Written problem: Pictures are not part of the copy; repeat everything else in the records exactly.

Available data:
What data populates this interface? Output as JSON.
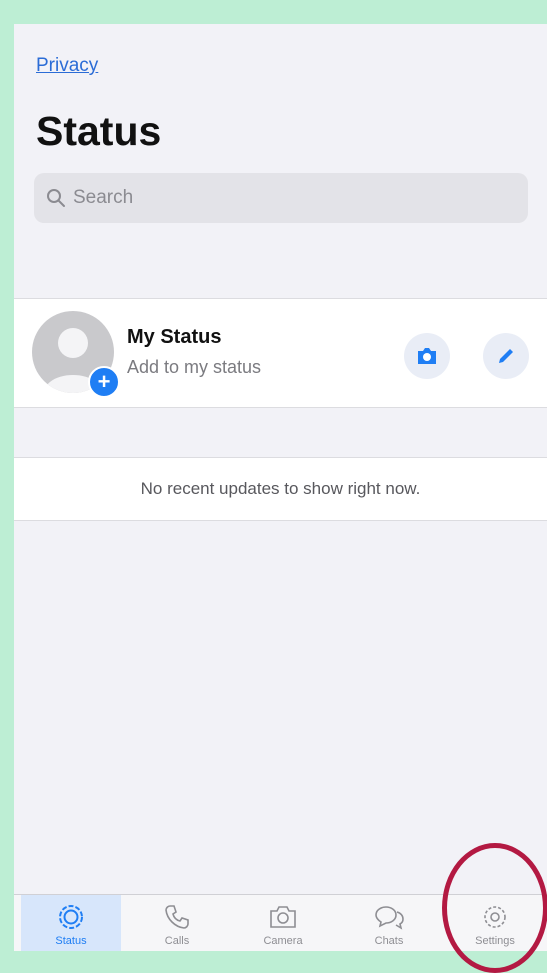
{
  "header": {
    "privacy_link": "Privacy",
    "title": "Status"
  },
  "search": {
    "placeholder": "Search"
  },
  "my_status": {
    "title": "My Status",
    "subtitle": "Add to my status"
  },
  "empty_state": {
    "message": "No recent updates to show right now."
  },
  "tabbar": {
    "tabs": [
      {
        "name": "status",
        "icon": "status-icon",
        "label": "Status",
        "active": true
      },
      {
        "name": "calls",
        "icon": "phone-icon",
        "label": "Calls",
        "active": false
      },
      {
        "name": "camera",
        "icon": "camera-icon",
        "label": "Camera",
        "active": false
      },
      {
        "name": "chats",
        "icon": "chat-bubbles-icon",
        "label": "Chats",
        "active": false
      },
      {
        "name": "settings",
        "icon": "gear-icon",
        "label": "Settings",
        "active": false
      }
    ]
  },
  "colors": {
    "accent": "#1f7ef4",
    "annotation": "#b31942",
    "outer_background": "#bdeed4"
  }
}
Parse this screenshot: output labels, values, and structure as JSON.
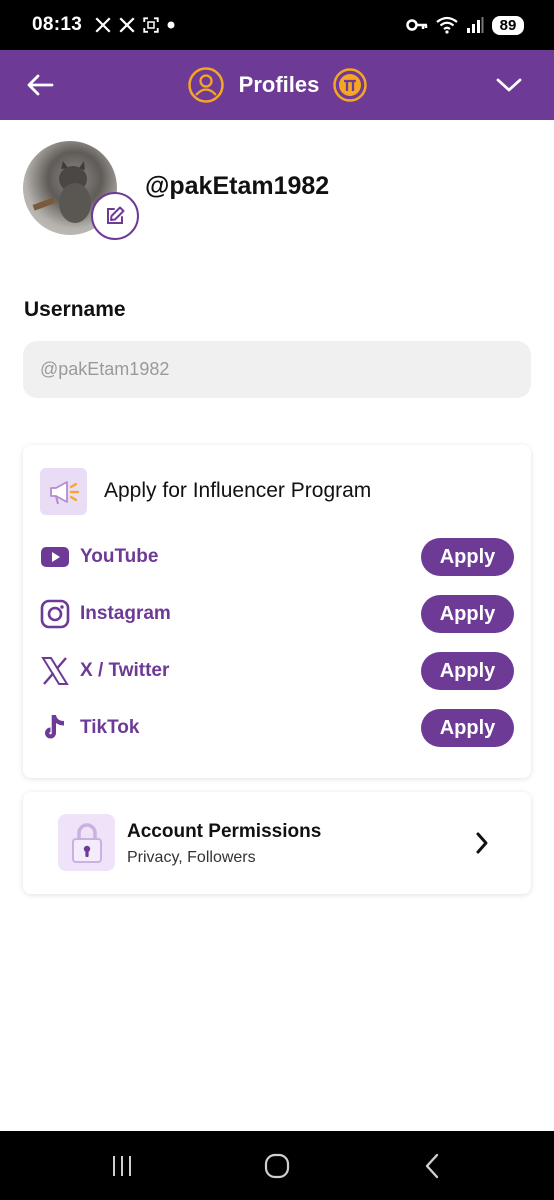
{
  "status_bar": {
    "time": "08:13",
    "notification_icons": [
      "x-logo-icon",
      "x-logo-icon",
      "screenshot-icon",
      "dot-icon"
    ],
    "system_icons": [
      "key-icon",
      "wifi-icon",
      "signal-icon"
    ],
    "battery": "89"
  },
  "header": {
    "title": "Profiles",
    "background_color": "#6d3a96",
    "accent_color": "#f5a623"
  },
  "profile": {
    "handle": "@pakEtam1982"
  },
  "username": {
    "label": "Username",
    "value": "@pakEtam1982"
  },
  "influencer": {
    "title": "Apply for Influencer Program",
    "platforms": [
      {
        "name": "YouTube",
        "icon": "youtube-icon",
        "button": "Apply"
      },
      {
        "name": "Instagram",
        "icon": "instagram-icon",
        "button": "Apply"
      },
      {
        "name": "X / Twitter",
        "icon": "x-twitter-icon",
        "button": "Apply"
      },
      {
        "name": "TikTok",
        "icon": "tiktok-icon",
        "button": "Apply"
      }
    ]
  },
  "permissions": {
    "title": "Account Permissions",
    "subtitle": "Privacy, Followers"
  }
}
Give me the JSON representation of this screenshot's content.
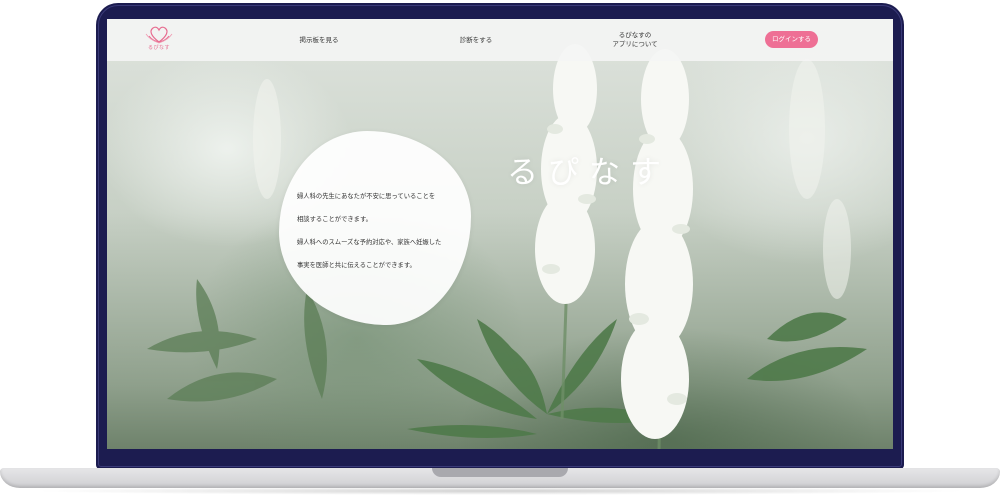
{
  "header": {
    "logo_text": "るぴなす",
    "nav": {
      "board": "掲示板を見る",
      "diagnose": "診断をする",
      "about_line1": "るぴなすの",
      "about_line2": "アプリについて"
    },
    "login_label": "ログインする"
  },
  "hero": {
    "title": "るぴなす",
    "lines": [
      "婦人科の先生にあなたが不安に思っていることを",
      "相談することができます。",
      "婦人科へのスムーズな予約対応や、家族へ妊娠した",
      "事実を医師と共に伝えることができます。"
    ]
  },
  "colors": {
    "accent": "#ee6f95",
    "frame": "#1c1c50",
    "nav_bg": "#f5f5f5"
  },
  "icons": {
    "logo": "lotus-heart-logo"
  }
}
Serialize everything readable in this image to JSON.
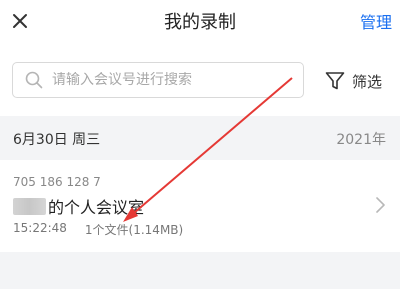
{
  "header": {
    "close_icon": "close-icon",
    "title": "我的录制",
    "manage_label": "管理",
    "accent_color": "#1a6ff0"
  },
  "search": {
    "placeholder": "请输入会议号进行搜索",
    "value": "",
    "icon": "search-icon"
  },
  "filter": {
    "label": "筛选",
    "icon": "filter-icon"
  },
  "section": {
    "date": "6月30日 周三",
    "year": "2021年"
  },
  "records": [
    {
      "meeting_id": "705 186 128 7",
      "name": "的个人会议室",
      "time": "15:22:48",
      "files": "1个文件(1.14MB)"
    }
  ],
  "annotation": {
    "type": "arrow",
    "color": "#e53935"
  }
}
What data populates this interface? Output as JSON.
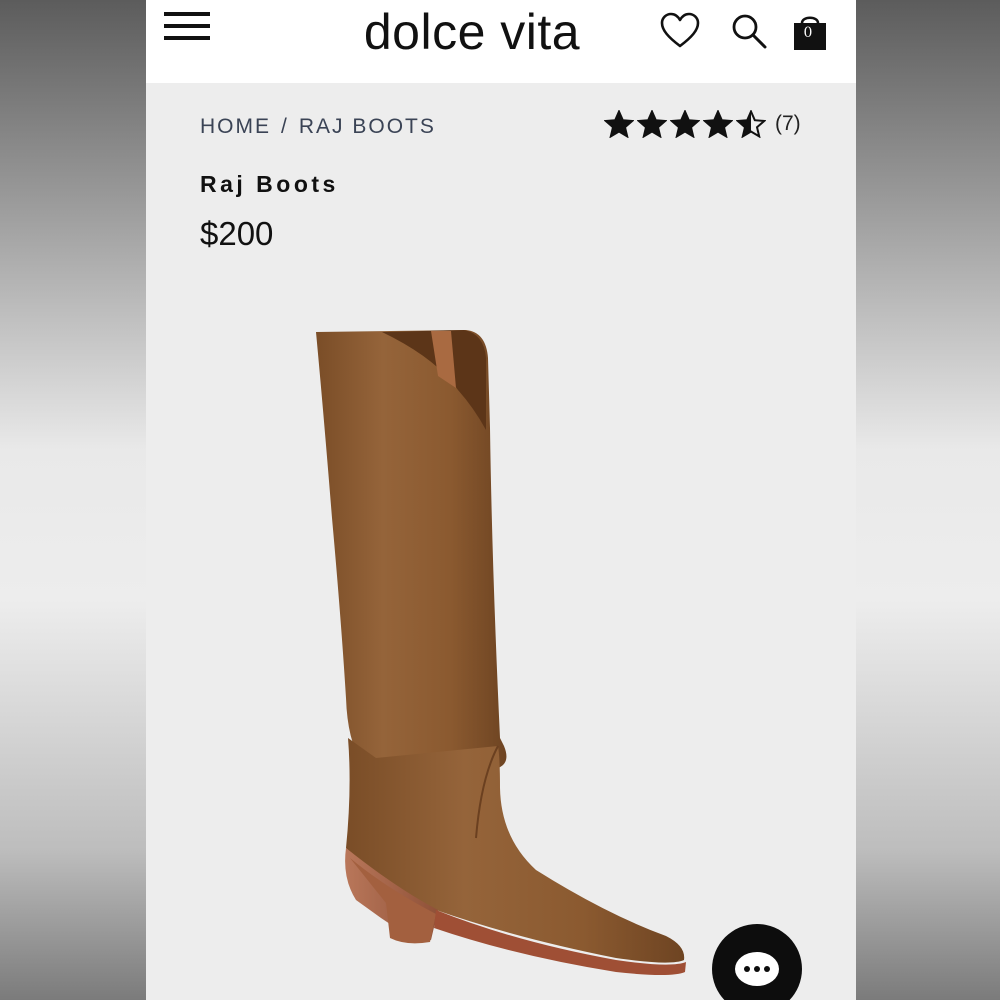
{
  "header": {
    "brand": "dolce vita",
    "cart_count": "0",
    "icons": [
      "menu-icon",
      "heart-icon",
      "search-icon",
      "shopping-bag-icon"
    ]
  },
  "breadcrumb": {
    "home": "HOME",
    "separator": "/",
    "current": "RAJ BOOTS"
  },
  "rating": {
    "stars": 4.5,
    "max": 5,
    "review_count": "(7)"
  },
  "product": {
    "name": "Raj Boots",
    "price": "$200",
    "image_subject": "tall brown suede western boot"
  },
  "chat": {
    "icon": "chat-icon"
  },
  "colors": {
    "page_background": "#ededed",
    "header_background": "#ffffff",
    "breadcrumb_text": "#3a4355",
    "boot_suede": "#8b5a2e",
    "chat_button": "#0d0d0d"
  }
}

The result:
What data populates this interface? Output as JSON.
{
  "header": {
    "privacy_link": "Privacy",
    "title": "Status"
  },
  "search": {
    "placeholder": "Search"
  },
  "my_status": {
    "title": "My Status",
    "subtitle": "Add to my status"
  },
  "empty_state": {
    "message": "No recent updates to show right now."
  },
  "tabbar": {
    "tabs": [
      {
        "name": "status",
        "icon": "status-icon",
        "label": "Status",
        "active": true
      },
      {
        "name": "calls",
        "icon": "phone-icon",
        "label": "Calls",
        "active": false
      },
      {
        "name": "camera",
        "icon": "camera-icon",
        "label": "Camera",
        "active": false
      },
      {
        "name": "chats",
        "icon": "chat-bubbles-icon",
        "label": "Chats",
        "active": false
      },
      {
        "name": "settings",
        "icon": "gear-icon",
        "label": "Settings",
        "active": false
      }
    ]
  },
  "colors": {
    "accent": "#1f7ef4",
    "annotation": "#b31942",
    "outer_background": "#bdeed4"
  }
}
Parse this screenshot: output labels, values, and structure as JSON.
{
  "status_bar": {
    "time": "08:13",
    "notification_icons": [
      "x-logo-icon",
      "x-logo-icon",
      "screenshot-icon",
      "dot-icon"
    ],
    "system_icons": [
      "key-icon",
      "wifi-icon",
      "signal-icon"
    ],
    "battery": "89"
  },
  "header": {
    "title": "Profiles",
    "background_color": "#6d3a96",
    "accent_color": "#f5a623"
  },
  "profile": {
    "handle": "@pakEtam1982"
  },
  "username": {
    "label": "Username",
    "value": "@pakEtam1982"
  },
  "influencer": {
    "title": "Apply for Influencer Program",
    "platforms": [
      {
        "name": "YouTube",
        "icon": "youtube-icon",
        "button": "Apply"
      },
      {
        "name": "Instagram",
        "icon": "instagram-icon",
        "button": "Apply"
      },
      {
        "name": "X / Twitter",
        "icon": "x-twitter-icon",
        "button": "Apply"
      },
      {
        "name": "TikTok",
        "icon": "tiktok-icon",
        "button": "Apply"
      }
    ]
  },
  "permissions": {
    "title": "Account Permissions",
    "subtitle": "Privacy, Followers"
  }
}
Give me the JSON representation of this screenshot's content.
{
  "header": {
    "logo_text": "るぴなす",
    "nav": {
      "board": "掲示板を見る",
      "diagnose": "診断をする",
      "about_line1": "るぴなすの",
      "about_line2": "アプリについて"
    },
    "login_label": "ログインする"
  },
  "hero": {
    "title": "るぴなす",
    "lines": [
      "婦人科の先生にあなたが不安に思っていることを",
      "相談することができます。",
      "婦人科へのスムーズな予約対応や、家族へ妊娠した",
      "事実を医師と共に伝えることができます。"
    ]
  },
  "colors": {
    "accent": "#ee6f95",
    "frame": "#1c1c50",
    "nav_bg": "#f5f5f5"
  },
  "icons": {
    "logo": "lotus-heart-logo"
  }
}
Serialize everything readable in this image to JSON.
{
  "header": {
    "close_icon": "close-icon",
    "title": "我的录制",
    "manage_label": "管理",
    "accent_color": "#1a6ff0"
  },
  "search": {
    "placeholder": "请输入会议号进行搜索",
    "value": "",
    "icon": "search-icon"
  },
  "filter": {
    "label": "筛选",
    "icon": "filter-icon"
  },
  "section": {
    "date": "6月30日 周三",
    "year": "2021年"
  },
  "records": [
    {
      "meeting_id": "705 186 128 7",
      "name": "的个人会议室",
      "time": "15:22:48",
      "files": "1个文件(1.14MB)"
    }
  ],
  "annotation": {
    "type": "arrow",
    "color": "#e53935"
  }
}
What data populates this interface? Output as JSON.
{
  "header": {
    "brand": "dolce vita",
    "cart_count": "0",
    "icons": [
      "menu-icon",
      "heart-icon",
      "search-icon",
      "shopping-bag-icon"
    ]
  },
  "breadcrumb": {
    "home": "HOME",
    "separator": "/",
    "current": "RAJ BOOTS"
  },
  "rating": {
    "stars": 4.5,
    "max": 5,
    "review_count": "(7)"
  },
  "product": {
    "name": "Raj Boots",
    "price": "$200",
    "image_subject": "tall brown suede western boot"
  },
  "chat": {
    "icon": "chat-icon"
  },
  "colors": {
    "page_background": "#ededed",
    "header_background": "#ffffff",
    "breadcrumb_text": "#3a4355",
    "boot_suede": "#8b5a2e",
    "chat_button": "#0d0d0d"
  }
}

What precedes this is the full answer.